SELECTED EXTRACT:
START
# Gibson - Epiphone Blind Test... Are you up to the challenge?



## vasthorizon (Aug 10, 2008)

Deleted.....


----------



## smorgdonkey (Jun 23, 2008)

So...do all of the guitars have the same pickups installed? That's the only way to determine *guitar*superiority in such a test.


----------



## vasthorizon (Aug 10, 2008)

smorgdonkey said:


> So...do all of the guitars have the same pickups installed? That's the only way to determine *guitar*superiority in such a test.


All guitars are stock except for the Gibson w/ PIO caps. The point of this test is to know which one will sound good right off the bat. All were played both plugged and unplugged to give an idea how it will sound without the variability of pickups.


----------



## vasthorizon (Aug 10, 2008)

Is this a FAIL thread?


----------



## tranman (Feb 4, 2009)
END
EXTRACTED MATERIAL:
START
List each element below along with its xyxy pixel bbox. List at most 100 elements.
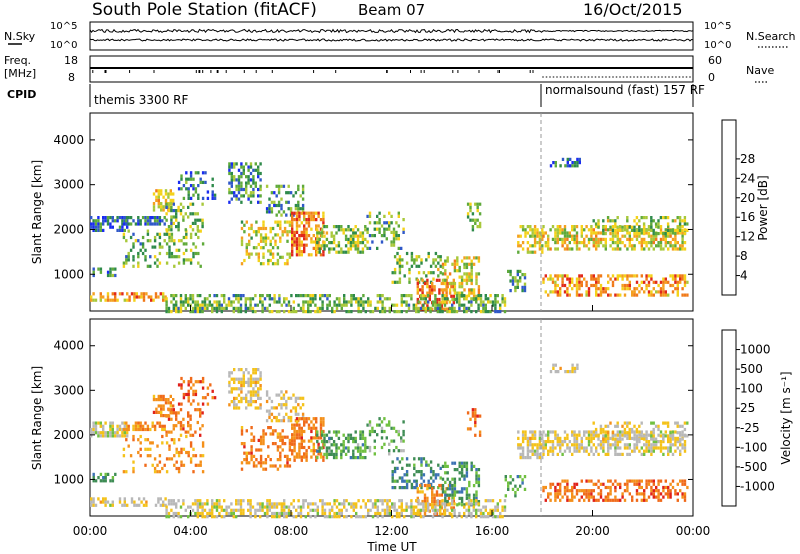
heatmap-cell [197,196,200,200]
heatmap-cell [295,294,298,298]
heatmap-cell [609,436,612,440]
heatmap-cell [263,306,267,310]
heatmap-cell [323,515,327,519]
heatmap-cell [367,499,370,503]
heatmap-cell [297,184,300,188]
heatmap-cell [521,446,525,450]
heatmap-cell [631,436,634,440]
heatmap-cell [657,492,660,496]
heatmap-cell [614,225,617,229]
heatmap-cell [249,300,252,304]
heatmap-cell [606,219,610,223]
heatmap-cell [194,502,197,506]
heatmap-cell [310,455,313,459]
heatmap-cell [391,473,394,477]
heatmap-cell [257,406,260,410]
heatmap-cell [468,262,471,266]
heatmap-cell [647,228,651,232]
heatmap-cell [566,164,569,168]
heatmap-cell [446,500,449,504]
heatmap-cell [208,294,211,298]
heatmap-cell [240,200,243,204]
heatmap-cell [257,390,260,394]
heatmap-cell [158,261,162,265]
heatmap-cell [168,444,171,448]
heatmap-cell [165,310,168,314]
heatmap-cell [213,196,217,200]
heatmap-cell [521,241,525,245]
heatmap-cell [575,234,579,238]
heatmap-cell [352,244,355,248]
heatmap-cell [297,419,300,423]
heatmap-cell [279,435,282,439]
heatmap-cell [438,483,441,488]
heatmap-cell [652,446,655,450]
heatmap-cell [405,261,409,265]
heatmap-cell [340,511,343,516]
heatmap-cell [305,221,308,225]
heatmap-cell [683,498,687,502]
heatmap-cell [590,489,593,493]
heatmap-cell [211,515,214,519]
heatmap-cell [257,461,260,465]
heatmap-cell [439,258,442,262]
heatmap-cell [549,370,553,374]
heatmap-cell [295,237,299,241]
heatmap-cell [307,423,311,427]
heatmap-cell [266,505,269,509]
heatmap-cell [262,220,265,224]
heatmap-cell [165,218,168,222]
heatmap-cell [167,430,171,434]
heatmap-cell [635,479,639,483]
heatmap-cell [614,241,617,245]
heatmap-cell [126,298,129,302]
heatmap-cell [310,214,313,218]
heatmap-cell [451,496,454,500]
heatmap-cell [412,511,415,516]
heatmap-cell [420,476,423,480]
heatmap-cell [542,446,545,450]
heatmap-cell [126,434,129,438]
heatmap-cell [367,511,370,516]
heatmap-cell [431,303,435,307]
heatmap-cell [157,295,160,299]
heatmap-cell [177,261,181,265]
heatmap-cell [268,210,271,214]
heatmap-cell [616,443,619,447]
heatmap-cell [561,274,564,278]
heatmap-cell [364,449,367,453]
heatmap-cell [376,221,379,225]
heatmap-cell [146,222,150,226]
heatmap-cell [317,214,320,218]
heatmap-cell [318,449,321,453]
heatmap-cell [199,294,202,298]
heatmap-cell [298,436,301,440]
heatmap-cell [275,406,278,410]
heatmap-cell [460,503,464,507]
heatmap-cell [679,280,682,284]
heatmap-cell [347,446,350,450]
heatmap-cell [293,243,296,247]
heatmap-cell [332,452,336,456]
heatmap-cell [333,502,336,506]
heatmap-cell [420,473,423,477]
heatmap-cell [551,277,555,281]
heatmap-cell [650,293,653,297]
heatmap-cell [533,228,537,232]
heatmap-cell [137,222,140,226]
heatmap-cell [556,277,559,281]
heatmap-cell [549,247,552,251]
heatmap-cell [484,499,487,503]
heatmap-cell [533,436,537,440]
heatmap-cell [397,246,400,250]
heatmap-cell [197,184,200,188]
heatmap-cell [249,384,253,388]
heatmap-cell [196,420,199,425]
heatmap-cell [679,244,682,248]
heatmap-cell [170,411,173,415]
heatmap-cell [638,228,641,232]
heatmap-cell [451,306,454,310]
heatmap-cell [556,293,559,297]
heatmap-cell [616,424,619,428]
heatmap-cell [230,162,233,166]
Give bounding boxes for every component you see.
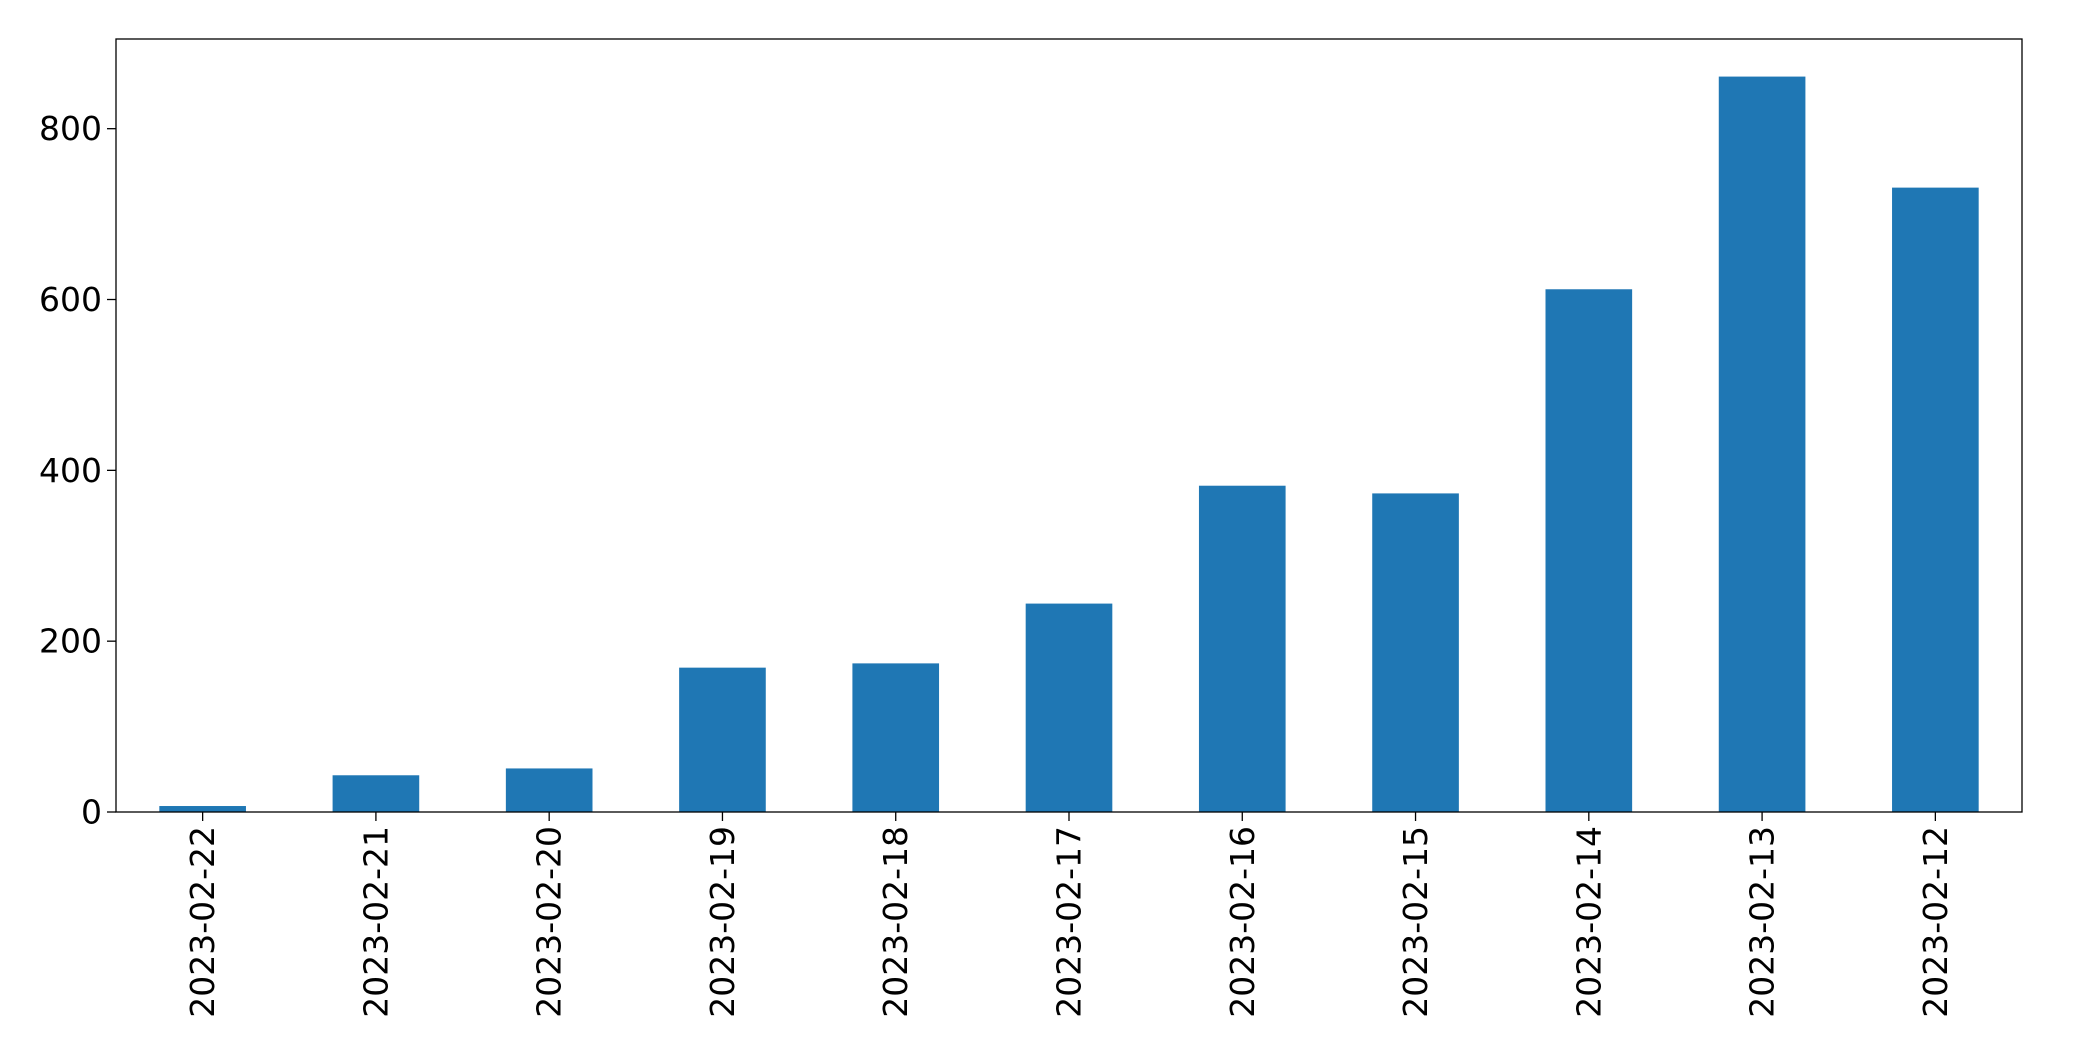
- y-tick-label: 400: [39, 451, 102, 490]
- x-tick-label: 2023-02-12: [1916, 826, 1955, 1018]
- y-axis: 0 200 400 600 800: [39, 109, 116, 832]
- bar-2023-02-13: [1718, 76, 1806, 812]
- bar-2023-02-18: [852, 663, 940, 812]
- y-tick-label: 200: [39, 622, 102, 661]
- bar-2023-02-15: [1372, 493, 1459, 812]
- x-axis: 2023-02-22 2023-02-21 2023-02-20 2023-02-19…: [183, 812, 1955, 1018]
- bars-group: [159, 76, 1979, 813]
- plot-frame: [115, 38, 2023, 813]
- bar-2023-02-17: [1025, 603, 1113, 812]
- bar-2023-02-21: [332, 775, 420, 812]
- y-tick-label: 0: [81, 793, 102, 832]
- x-tick-label: 2023-02-17: [1050, 826, 1089, 1018]
- bar-2023-02-22: [159, 806, 246, 812]
- bar-2023-02-16: [1198, 485, 1286, 812]
- y-tick-label: 800: [39, 109, 102, 148]
- x-tick-label: 2023-02-22: [183, 826, 222, 1018]
- x-tick-label: 2023-02-15: [1396, 826, 1435, 1018]
- bar-2023-02-20: [505, 768, 593, 812]
- bar-2023-02-12: [1892, 187, 1979, 813]
- y-tick-label: 600: [39, 280, 102, 319]
- x-tick-label: 2023-02-18: [876, 826, 915, 1018]
- x-tick-label: 2023-02-14: [1569, 826, 1608, 1018]
- bar-2023-02-19: [679, 667, 766, 812]
- x-tick-label: 2023-02-13: [1743, 826, 1782, 1018]
- x-tick-label: 2023-02-16: [1223, 826, 1262, 1018]
- x-tick-label: 2023-02-20: [530, 826, 569, 1018]
- bar-2023-02-14: [1545, 289, 1633, 812]
- x-tick-label: 2023-02-19: [703, 826, 742, 1018]
- x-tick-label: 2023-02-21: [356, 826, 395, 1018]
END
Carry on the Gibson–Epiphone blind test thread from the point where it stops. The rows play no part in what comes next.

REPLY TO THE EXERCISE:
Lol I saw this thread on MLP


----------



## vasthorizon (Aug 10, 2008)

tranman said:


> Lol I saw this thread on MLP


I'm asking for more views and opinions.  What's your user name there?


----------



## overdriver (Jul 24, 2008)

vasthorizon said:


> Is this a FAIL thread?


IMO no its not, interesting to hear the differences in stock Epi and stock Gibson LP. Those that would care love these types of things. Good of you to post it. :wave:
I will give it more of a listen and more, IMO imput latter.


----------



## jfk911 (May 23, 2008)

so when do we find out which guitar was which?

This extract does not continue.